* DATA EXTRACT *
--- begin ---

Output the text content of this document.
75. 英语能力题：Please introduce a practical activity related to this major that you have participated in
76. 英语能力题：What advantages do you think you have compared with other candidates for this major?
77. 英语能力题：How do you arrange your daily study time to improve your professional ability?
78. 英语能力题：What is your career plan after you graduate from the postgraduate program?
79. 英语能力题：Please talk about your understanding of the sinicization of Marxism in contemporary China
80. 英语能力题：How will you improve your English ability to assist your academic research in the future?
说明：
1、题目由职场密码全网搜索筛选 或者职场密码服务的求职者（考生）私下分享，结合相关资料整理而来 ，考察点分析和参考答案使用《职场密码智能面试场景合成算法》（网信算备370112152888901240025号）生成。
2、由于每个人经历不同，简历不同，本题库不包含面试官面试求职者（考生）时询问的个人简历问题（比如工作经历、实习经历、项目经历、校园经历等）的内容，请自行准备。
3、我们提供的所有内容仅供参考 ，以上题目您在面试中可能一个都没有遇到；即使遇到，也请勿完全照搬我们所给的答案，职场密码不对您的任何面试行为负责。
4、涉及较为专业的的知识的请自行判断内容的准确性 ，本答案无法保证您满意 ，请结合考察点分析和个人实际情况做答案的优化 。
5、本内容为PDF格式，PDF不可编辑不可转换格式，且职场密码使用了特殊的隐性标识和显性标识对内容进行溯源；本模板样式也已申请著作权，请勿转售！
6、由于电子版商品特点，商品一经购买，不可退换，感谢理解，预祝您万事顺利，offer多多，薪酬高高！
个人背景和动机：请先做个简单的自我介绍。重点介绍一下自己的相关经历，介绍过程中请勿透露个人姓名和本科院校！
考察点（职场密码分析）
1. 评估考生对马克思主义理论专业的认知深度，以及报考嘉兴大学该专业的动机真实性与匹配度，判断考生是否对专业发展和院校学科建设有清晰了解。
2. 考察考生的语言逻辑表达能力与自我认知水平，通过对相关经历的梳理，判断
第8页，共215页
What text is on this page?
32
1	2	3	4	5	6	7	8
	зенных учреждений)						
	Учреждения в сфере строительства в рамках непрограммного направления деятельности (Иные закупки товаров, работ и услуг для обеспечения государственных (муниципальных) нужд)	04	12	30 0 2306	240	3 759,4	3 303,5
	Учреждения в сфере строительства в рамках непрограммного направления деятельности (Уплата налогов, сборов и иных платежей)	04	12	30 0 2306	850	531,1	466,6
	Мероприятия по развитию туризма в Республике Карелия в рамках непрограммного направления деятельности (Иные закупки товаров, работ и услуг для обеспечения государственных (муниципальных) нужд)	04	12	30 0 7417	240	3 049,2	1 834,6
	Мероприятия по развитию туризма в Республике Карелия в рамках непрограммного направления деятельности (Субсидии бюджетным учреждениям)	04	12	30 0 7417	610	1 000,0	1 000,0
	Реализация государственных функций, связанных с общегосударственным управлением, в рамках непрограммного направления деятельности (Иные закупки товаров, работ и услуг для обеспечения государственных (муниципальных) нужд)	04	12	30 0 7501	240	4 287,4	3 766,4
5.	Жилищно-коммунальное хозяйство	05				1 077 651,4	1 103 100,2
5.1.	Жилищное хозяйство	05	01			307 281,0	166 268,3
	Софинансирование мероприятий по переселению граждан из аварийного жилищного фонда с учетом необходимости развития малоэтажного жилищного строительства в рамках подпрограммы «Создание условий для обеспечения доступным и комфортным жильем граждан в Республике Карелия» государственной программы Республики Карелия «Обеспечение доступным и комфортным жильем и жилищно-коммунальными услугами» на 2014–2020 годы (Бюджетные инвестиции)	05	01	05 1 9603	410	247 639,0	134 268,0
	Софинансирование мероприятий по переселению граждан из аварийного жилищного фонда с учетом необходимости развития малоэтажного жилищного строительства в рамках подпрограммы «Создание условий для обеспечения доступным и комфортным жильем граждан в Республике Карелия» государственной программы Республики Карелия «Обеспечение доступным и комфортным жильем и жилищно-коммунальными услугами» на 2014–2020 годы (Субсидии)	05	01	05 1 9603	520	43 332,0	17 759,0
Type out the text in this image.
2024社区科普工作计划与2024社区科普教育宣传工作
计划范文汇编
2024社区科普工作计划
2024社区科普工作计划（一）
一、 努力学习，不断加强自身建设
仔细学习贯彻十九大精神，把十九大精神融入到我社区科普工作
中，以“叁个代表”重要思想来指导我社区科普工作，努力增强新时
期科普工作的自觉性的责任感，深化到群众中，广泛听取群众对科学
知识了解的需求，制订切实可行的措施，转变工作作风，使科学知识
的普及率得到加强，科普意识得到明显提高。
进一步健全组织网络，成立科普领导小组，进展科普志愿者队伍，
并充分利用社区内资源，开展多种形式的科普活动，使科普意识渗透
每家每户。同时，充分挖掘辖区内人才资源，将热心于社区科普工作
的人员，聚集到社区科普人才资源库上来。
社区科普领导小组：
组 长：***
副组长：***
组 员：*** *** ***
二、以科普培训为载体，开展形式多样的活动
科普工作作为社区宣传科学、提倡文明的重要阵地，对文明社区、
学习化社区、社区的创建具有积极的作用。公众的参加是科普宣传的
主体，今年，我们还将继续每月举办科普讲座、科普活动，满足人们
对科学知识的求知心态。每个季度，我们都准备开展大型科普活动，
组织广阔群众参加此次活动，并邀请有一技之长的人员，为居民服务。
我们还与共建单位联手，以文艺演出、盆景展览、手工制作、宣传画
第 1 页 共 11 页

--- end ---

* YOUR GOAL *
Show every line in the records above that contains the word "text".

* EXERCISE RESPONSE *
Output the text content of this document.
What text is on this page?
Type out the text in this image.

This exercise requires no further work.